* Records contained in a dataset *
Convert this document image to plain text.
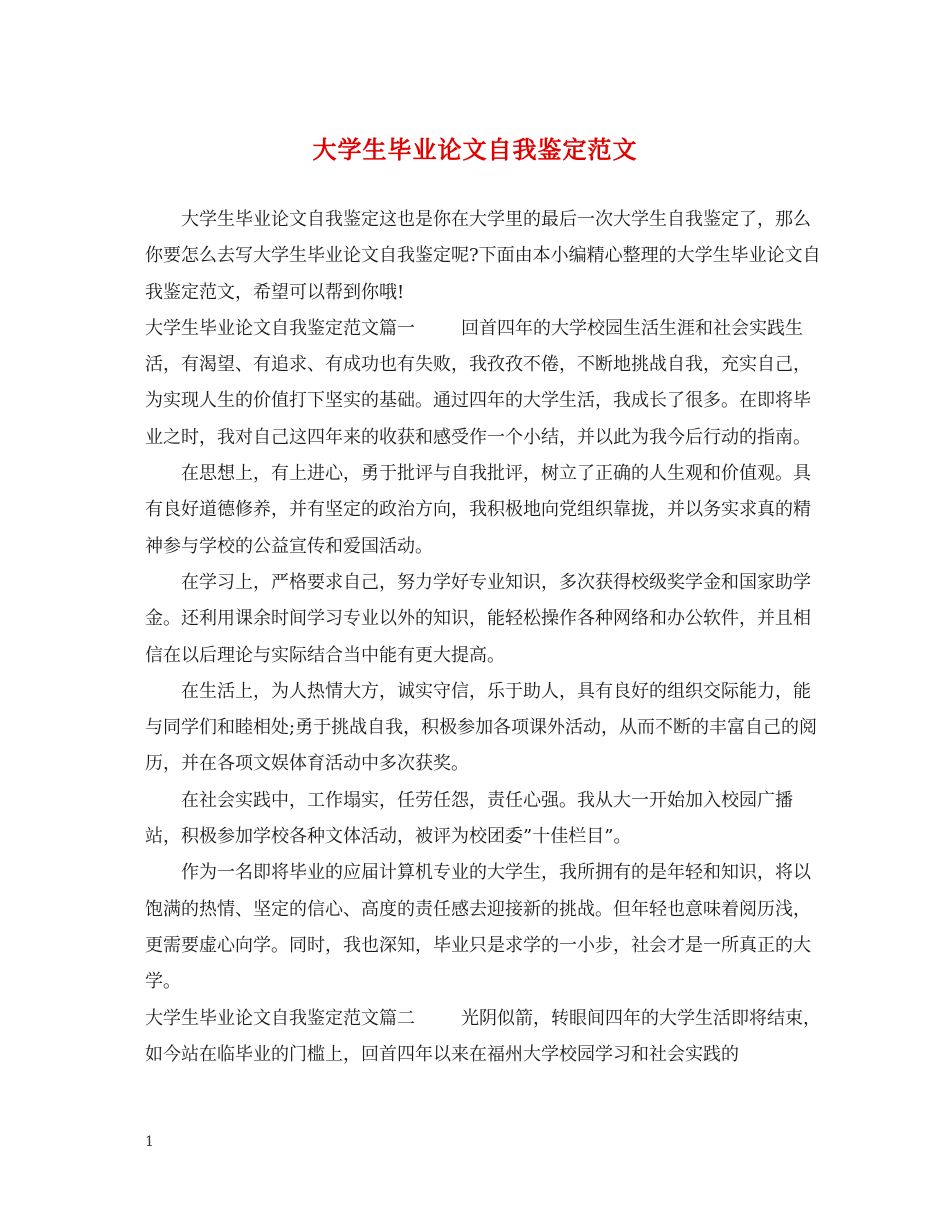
大学生毕业论文自我鉴定范文

大学生毕业论文自我鉴定这也是你在大学里的最后一次大学生自我鉴定了，那么你要怎么去写大学生毕业论文自我鉴定呢?下面由本小编精心整理的大学生毕业论文自我鉴定范文，希望可以帮到你哦!

大学生毕业论文自我鉴定范文篇一	回首四年的大学校园生活生涯和社会实践生活，有渴望、有追求、有成功也有失败，我孜孜不倦，不断地挑战自我，充实自己，为实现人生的价值打下坚实的基础。通过四年的大学生活，我成长了很多。在即将毕业之时，我对自己这四年来的收获和感受作一个小结，并以此为我今后行动的指南。

在思想上，有上进心，勇于批评与自我批评，树立了正确的人生观和价值观。具有良好道德修养，并有坚定的政治方向，我积极地向党组织靠拢，并以务实求真的精神参与学校的公益宣传和爱国活动。

在学习上，严格要求自己，努力学好专业知识，多次获得校级奖学金和国家助学金。还利用课余时间学习专业以外的知识，能轻松操作各种网络和办公软件，并且相信在以后理论与实际结合当中能有更大提高。

在生活上，为人热情大方，诚实守信，乐于助人，具有良好的组织交际能力，能与同学们和睦相处;勇于挑战自我，积极参加各项课外活动，从而不断的丰富自己的阅历，并在各项文娱体育活动中多次获奖。

在社会实践中，工作塌实，任劳任怨，责任心强。我从大一开始加入校园广播站，积极参加学校各种文体活动，被评为校团委”十佳栏目”。

作为一名即将毕业的应届计算机专业的大学生，我所拥有的是年轻和知识，将以饱满的热情、坚定的信心、高度的责任感去迎接新的挑战。但年轻也意味着阅历浅，更需要虚心向学。同时，我也深知，毕业只是求学的一小步，社会才是一所真正的大学。

大学生毕业论文自我鉴定范文篇二	光阴似箭，转眼间四年的大学生活即将结束，如今站在临毕业的门槛上，回首四年以来在福州大学校园学习和社会实践的

1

* YOUR OBJECTIVE *
The records above must be transcribed exactly. Pictures are left out of the copy.

* TASK SOLUTION *
Convert this document image to plain text.
大学生毕业论文自我鉴定范文

大学生毕业论文自我鉴定这也是你在大学里的最后一次大学生自我鉴定了，那么你要怎么去写大学生毕业论文自我鉴定呢?下面由本小编精心整理的大学生毕业论文自我鉴定范文，希望可以帮到你哦!

大学生毕业论文自我鉴定范文篇一	回首四年的大学校园生活生涯和社会实践生活，有渴望、有追求、有成功也有失败，我孜孜不倦，不断地挑战自我，充实自己，为实现人生的价值打下坚实的基础。通过四年的大学生活，我成长了很多。在即将毕业之时，我对自己这四年来的收获和感受作一个小结，并以此为我今后行动的指南。

在思想上，有上进心，勇于批评与自我批评，树立了正确的人生观和价值观。具有良好道德修养，并有坚定的政治方向，我积极地向党组织靠拢，并以务实求真的精神参与学校的公益宣传和爱国活动。

在学习上，严格要求自己，努力学好专业知识，多次获得校级奖学金和国家助学金。还利用课余时间学习专业以外的知识，能轻松操作各种网络和办公软件，并且相信在以后理论与实际结合当中能有更大提高。

在生活上，为人热情大方，诚实守信，乐于助人，具有良好的组织交际能力，能与同学们和睦相处;勇于挑战自我，积极参加各项课外活动，从而不断的丰富自己的阅历，并在各项文娱体育活动中多次获奖。

在社会实践中，工作塌实，任劳任怨，责任心强。我从大一开始加入校园广播站，积极参加学校各种文体活动，被评为校团委”十佳栏目”。

作为一名即将毕业的应届计算机专业的大学生，我所拥有的是年轻和知识，将以饱满的热情、坚定的信心、高度的责任感去迎接新的挑战。但年轻也意味着阅历浅，更需要虚心向学。同时，我也深知，毕业只是求学的一小步，社会才是一所真正的大学。

大学生毕业论文自我鉴定范文篇二	光阴似箭，转眼间四年的大学生活即将结束，如今站在临毕业的门槛上，回首四年以来在福州大学校园学习和社会实践的

1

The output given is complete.